OBJECTIVE:
Write the data out again exactly, dropping any images it holds.

GIVEN ENTRIES:
_ _ _
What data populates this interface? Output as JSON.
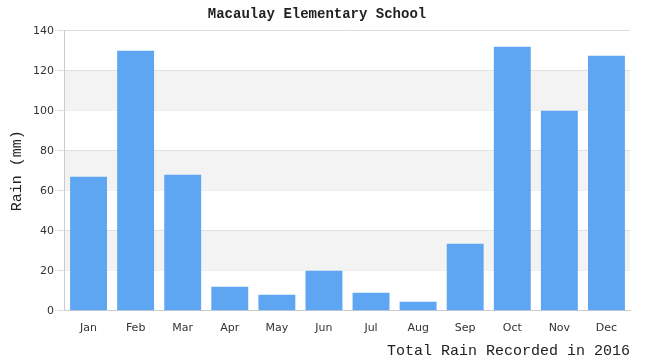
{
  "chart_data": {
    "type": "bar",
    "title": "Macaulay Elementary School",
    "x_label": "Total Rain Recorded in 2016",
    "y_label": "Rain (mm)",
    "categories": [
      "Jan",
      "Feb",
      "Mar",
      "Apr",
      "May",
      "Jun",
      "Jul",
      "Aug",
      "Sep",
      "Oct",
      "Nov",
      "Dec"
    ],
    "values": [
      67,
      130,
      68,
      12,
      8,
      20,
      9,
      4.5,
      33.5,
      132,
      100,
      127.5
    ],
    "color": "#5ea6f2",
    "ylim": [
      0,
      140
    ],
    "yticks": [
      0,
      20,
      40,
      60,
      80,
      100,
      120,
      140
    ],
    "grid": true
  }
}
_ _ _
PROBLEM SOLUTION:
What data populates this interface? Output as JSON.
{
  "chart_data": {
    "type": "bar",
    "title": "Macaulay Elementary School",
    "x_label": "Total Rain Recorded in 2016",
    "y_label": "Rain (mm)",
    "categories": [
      "Jan",
      "Feb",
      "Mar",
      "Apr",
      "May",
      "Jun",
      "Jul",
      "Aug",
      "Sep",
      "Oct",
      "Nov",
      "Dec"
    ],
    "values": [
      67,
      130,
      68,
      12,
      8,
      20,
      9,
      4.5,
      33.5,
      132,
      100,
      127.5
    ],
    "color": "#5ea6f2",
    "ylim": [
      0,
      140
    ],
    "yticks": [
      0,
      20,
      40,
      60,
      80,
      100,
      120,
      140
    ],
    "grid": true
  }
}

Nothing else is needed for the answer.